TASK GOAL:
The records below are to be quoted in full; please keep every word exact.

*** WORKING DATA

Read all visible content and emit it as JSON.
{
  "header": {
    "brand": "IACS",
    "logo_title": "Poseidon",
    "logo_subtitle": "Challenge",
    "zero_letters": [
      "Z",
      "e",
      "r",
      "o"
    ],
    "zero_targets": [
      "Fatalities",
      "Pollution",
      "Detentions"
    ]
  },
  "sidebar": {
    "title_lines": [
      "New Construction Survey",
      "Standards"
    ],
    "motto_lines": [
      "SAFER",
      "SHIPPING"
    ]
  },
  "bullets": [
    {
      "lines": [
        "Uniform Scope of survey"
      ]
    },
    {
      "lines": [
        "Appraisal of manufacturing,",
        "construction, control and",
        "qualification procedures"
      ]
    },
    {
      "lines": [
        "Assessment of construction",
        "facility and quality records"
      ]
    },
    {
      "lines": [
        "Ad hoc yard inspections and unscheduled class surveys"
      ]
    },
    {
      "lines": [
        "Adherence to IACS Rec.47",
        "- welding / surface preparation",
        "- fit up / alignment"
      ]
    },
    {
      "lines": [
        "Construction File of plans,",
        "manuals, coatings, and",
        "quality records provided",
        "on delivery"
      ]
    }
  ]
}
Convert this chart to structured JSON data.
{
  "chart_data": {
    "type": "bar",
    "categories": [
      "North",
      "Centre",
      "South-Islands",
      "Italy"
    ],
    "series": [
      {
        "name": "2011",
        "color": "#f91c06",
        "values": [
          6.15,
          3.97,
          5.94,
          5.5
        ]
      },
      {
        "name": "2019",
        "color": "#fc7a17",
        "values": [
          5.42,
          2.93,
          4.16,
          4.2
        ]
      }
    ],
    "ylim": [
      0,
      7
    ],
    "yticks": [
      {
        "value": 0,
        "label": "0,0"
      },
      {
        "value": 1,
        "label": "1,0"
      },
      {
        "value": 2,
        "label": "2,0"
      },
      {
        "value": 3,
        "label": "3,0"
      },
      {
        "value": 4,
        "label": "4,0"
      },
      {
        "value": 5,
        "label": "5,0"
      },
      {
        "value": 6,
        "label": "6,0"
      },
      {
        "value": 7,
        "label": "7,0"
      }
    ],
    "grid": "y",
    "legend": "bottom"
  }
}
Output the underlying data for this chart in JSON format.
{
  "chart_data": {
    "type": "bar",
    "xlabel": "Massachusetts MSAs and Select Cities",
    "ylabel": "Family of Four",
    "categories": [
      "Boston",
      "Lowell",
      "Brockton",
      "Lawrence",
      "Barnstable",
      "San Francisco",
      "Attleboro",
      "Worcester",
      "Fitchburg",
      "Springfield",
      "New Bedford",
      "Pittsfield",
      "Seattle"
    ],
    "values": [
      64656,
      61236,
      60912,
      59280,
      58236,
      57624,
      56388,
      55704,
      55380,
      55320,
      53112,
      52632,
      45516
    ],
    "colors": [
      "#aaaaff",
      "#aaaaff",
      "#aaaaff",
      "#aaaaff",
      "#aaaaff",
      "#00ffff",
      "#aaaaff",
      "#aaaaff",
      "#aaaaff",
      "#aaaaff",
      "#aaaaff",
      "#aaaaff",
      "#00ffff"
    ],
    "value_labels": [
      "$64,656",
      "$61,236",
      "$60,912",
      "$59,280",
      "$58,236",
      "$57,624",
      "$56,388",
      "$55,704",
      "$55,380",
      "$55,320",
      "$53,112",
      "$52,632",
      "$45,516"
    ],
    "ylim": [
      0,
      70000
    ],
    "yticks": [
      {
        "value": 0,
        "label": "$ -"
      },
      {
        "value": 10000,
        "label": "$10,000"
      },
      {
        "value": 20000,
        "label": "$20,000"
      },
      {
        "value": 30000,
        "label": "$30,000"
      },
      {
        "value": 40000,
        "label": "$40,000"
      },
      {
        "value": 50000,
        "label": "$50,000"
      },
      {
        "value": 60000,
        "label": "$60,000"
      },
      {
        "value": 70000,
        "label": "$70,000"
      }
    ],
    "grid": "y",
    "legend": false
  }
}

******

REPLY TO THE EXERCISE:
Read all visible content and emit it as JSON.
{
  "header": {
    "brand": "IACS",
    "logo_title": "Poseidon",
    "logo_subtitle": "Challenge",
    "zero_letters": [
      "Z",
      "e",
      "r",
      "o"
    ],
    "zero_targets": [
      "Fatalities",
      "Pollution",
      "Detentions"
    ]
  },
  "sidebar": {
    "title_lines": [
      "New Construction Survey",
      "Standards"
    ],
    "motto_lines": [
      "SAFER",
      "SHIPPING"
    ]
  },
  "bullets": [
    {
      "lines": [
        "Uniform Scope of survey"
      ]
    },
    {
      "lines": [
        "Appraisal of manufacturing,",
        "construction, control and",
        "qualification procedures"
      ]
    },
    {
      "lines": [
        "Assessment of construction",
        "facility and quality records"
      ]
    },
    {
      "lines": [
        "Ad hoc yard inspections and unscheduled class surveys"
      ]
    },
    {
      "lines": [
        "Adherence to IACS Rec.47",
        "- welding / surface preparation",
        "- fit up / alignment"
      ]
    },
    {
      "lines": [
        "Construction File of plans,",
        "manuals, coatings, and",
        "quality records provided",
        "on delivery"
      ]
    }
  ]
}
Convert this chart to structured JSON data.
{
  "chart_data": {
    "type": "bar",
    "categories": [
      "North",
      "Centre",
      "South-Islands",
      "Italy"
    ],
    "series": [
      {
        "name": "2011",
        "color": "#f91c06",
        "values": [
          6.15,
          3.97,
          5.94,
          5.5
        ]
      },
      {
        "name": "2019",
        "color": "#fc7a17",
        "values": [
          5.42,
          2.93,
          4.16,
          4.2
        ]
      }
    ],
    "ylim": [
      0,
      7
    ],
    "yticks": [
      {
        "value": 0,
        "label": "0,0"
      },
      {
        "value": 1,
        "label": "1,0"
      },
      {
        "value": 2,
        "label": "2,0"
      },
      {
        "value": 3,
        "label": "3,0"
      },
      {
        "value": 4,
        "label": "4,0"
      },
      {
        "value": 5,
        "label": "5,0"
      },
      {
        "value": 6,
        "label": "6,0"
      },
      {
        "value": 7,
        "label": "7,0"
      }
    ],
    "grid": "y",
    "legend": "bottom"
  }
}
Output the underlying data for this chart in JSON format.
{
  "chart_data": {
    "type": "bar",
    "xlabel": "Massachusetts MSAs and Select Cities",
    "ylabel": "Family of Four",
    "categories": [
      "Boston",
      "Lowell",
      "Brockton",
      "Lawrence",
      "Barnstable",
      "San Francisco",
      "Attleboro",
      "Worcester",
      "Fitchburg",
      "Springfield",
      "New Bedford",
      "Pittsfield",
      "Seattle"
    ],
    "values": [
      64656,
      61236,
      60912,
      59280,
      58236,
      57624,
      56388,
      55704,
      55380,
      55320,
      53112,
      52632,
      45516
    ],
    "colors": [
      "#aaaaff",
      "#aaaaff",
      "#aaaaff",
      "#aaaaff",
      "#aaaaff",
      "#00ffff",
      "#aaaaff",
      "#aaaaff",
      "#aaaaff",
      "#aaaaff",
      "#aaaaff",
      "#aaaaff",
      "#00ffff"
    ],
    "value_labels": [
      "$64,656",
      "$61,236",
      "$60,912",
      "$59,280",
      "$58,236",
      "$57,624",
      "$56,388",
      "$55,704",
      "$55,380",
      "$55,320",
      "$53,112",
      "$52,632",
      "$45,516"
    ],
    "ylim": [
      0,
      70000
    ],
    "yticks": [
      {
        "value": 0,
        "label": "$ -"
      },
      {
        "value": 10000,
        "label": "$10,000"
      },
      {
        "value": 20000,
        "label": "$20,000"
      },
      {
        "value": 30000,
        "label": "$30,000"
      },
      {
        "value": 40000,
        "label": "$40,000"
      },
      {
        "value": 50000,
        "label": "$50,000"
      },
      {
        "value": 60000,
        "label": "$60,000"
      },
      {
        "value": 70000,
        "label": "$70,000"
      }
    ],
    "grid": "y",
    "legend": false
  }
}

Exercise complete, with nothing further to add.